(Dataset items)
========================================

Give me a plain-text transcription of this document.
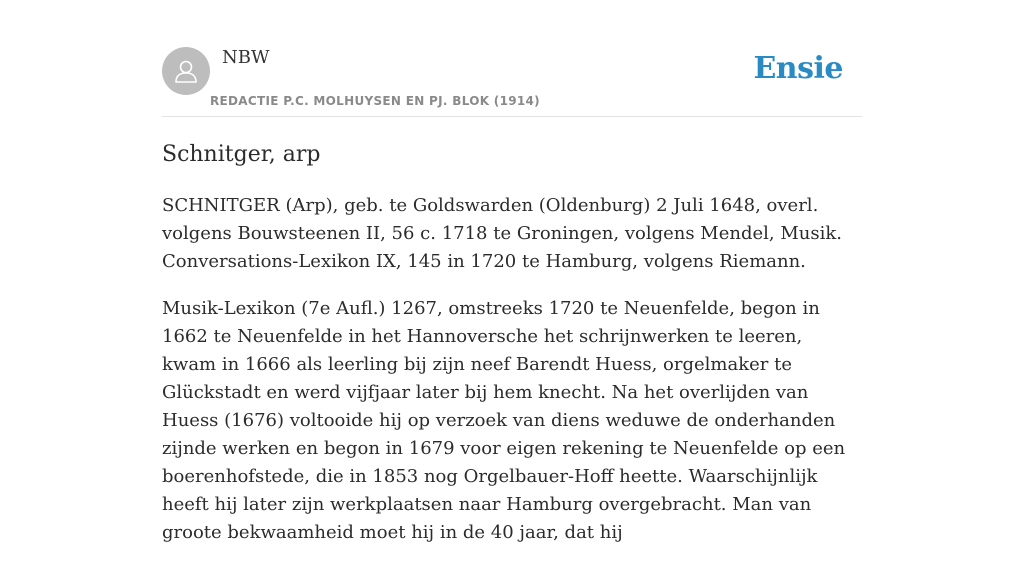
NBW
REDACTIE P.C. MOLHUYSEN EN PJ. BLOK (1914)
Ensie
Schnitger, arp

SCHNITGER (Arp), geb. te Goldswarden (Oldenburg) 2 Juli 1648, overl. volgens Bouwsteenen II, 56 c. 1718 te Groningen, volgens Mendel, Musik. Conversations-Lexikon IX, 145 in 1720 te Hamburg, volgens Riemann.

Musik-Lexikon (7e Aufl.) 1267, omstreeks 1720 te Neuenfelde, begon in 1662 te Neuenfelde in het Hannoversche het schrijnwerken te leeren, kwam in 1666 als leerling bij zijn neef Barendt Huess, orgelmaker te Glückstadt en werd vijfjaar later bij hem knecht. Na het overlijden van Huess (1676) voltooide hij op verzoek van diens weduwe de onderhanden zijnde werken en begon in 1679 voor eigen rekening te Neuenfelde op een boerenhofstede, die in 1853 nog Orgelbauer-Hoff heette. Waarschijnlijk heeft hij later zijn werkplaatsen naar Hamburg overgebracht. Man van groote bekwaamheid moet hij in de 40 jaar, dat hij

========================================

Task requirements
Print out the lines exactly, skipping any picture.

Worked solution
Give me a plain-text transcription of this document.
NBW
REDACTIE P.C. MOLHUYSEN EN PJ. BLOK (1914)
Ensie
Schnitger, arp

SCHNITGER (Arp), geb. te Goldswarden (Oldenburg) 2 Juli 1648, overl. volgens Bouwsteenen II, 56 c. 1718 te Groningen, volgens Mendel, Musik. Conversations-Lexikon IX, 145 in 1720 te Hamburg, volgens Riemann.

Musik-Lexikon (7e Aufl.) 1267, omstreeks 1720 te Neuenfelde, begon in 1662 te Neuenfelde in het Hannoversche het schrijnwerken te leeren, kwam in 1666 als leerling bij zijn neef Barendt Huess, orgelmaker te Glückstadt en werd vijfjaar later bij hem knecht. Na het overlijden van Huess (1676) voltooide hij op verzoek van diens weduwe de onderhanden zijnde werken en begon in 1679 voor eigen rekening te Neuenfelde op een boerenhofstede, die in 1853 nog Orgelbauer-Hoff heette. Waarschijnlijk heeft hij later zijn werkplaatsen naar Hamburg overgebracht. Man van groote bekwaamheid moet hij in de 40 jaar, dat hij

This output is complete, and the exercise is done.